>> Begin Supplied data
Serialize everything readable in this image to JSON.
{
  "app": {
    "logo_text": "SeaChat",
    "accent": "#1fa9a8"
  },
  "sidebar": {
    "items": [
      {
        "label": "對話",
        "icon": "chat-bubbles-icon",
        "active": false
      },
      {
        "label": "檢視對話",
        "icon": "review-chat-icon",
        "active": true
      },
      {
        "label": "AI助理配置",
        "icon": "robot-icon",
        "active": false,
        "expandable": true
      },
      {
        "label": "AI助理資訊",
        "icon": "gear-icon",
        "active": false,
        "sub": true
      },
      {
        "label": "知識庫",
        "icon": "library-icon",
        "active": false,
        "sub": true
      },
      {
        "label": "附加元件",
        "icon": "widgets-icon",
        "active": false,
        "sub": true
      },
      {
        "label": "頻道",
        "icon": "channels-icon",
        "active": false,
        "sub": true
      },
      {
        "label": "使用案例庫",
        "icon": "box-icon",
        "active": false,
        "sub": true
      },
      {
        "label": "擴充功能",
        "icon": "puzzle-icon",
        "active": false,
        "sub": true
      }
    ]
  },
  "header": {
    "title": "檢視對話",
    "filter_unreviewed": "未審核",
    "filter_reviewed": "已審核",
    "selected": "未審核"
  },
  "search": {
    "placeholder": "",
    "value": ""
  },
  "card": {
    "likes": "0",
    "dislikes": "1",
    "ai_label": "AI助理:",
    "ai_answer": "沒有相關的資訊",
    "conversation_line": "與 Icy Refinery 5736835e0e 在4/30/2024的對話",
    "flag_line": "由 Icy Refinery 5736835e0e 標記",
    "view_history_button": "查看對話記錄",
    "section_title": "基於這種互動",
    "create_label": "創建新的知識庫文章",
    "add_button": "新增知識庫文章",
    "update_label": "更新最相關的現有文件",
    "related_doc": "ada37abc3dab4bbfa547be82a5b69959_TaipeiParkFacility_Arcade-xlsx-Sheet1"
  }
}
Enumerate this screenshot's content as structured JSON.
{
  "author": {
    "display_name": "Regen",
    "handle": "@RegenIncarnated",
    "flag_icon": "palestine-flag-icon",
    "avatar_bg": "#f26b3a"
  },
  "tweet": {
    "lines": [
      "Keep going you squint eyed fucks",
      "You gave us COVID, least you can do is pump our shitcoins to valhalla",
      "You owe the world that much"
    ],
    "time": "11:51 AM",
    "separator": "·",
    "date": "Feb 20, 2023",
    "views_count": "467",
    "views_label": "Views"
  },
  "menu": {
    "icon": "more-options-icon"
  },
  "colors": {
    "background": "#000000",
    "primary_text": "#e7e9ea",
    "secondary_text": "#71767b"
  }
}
>> End Supplied data
§ Instructions for the task:
Extract exactly the lines between the line containing "Enumerate this screenshot's" and the end of the data, including both.

§ The response:
Enumerate this screenshot's content as structured JSON.
{
  "author": {
    "display_name": "Regen",
    "handle": "@RegenIncarnated",
    "flag_icon": "palestine-flag-icon",
    "avatar_bg": "#f26b3a"
  },
  "tweet": {
    "lines": [
      "Keep going you squint eyed fucks",
      "You gave us COVID, least you can do is pump our shitcoins to valhalla",
      "You owe the world that much"
    ],
    "time": "11:51 AM",
    "separator": "·",
    "date": "Feb 20, 2023",
    "views_count": "467",
    "views_label": "Views"
  },
  "menu": {
    "icon": "more-options-icon"
  },
  "colors": {
    "background": "#000000",
    "primary_text": "#e7e9ea",
    "secondary_text": "#71767b"
  }
}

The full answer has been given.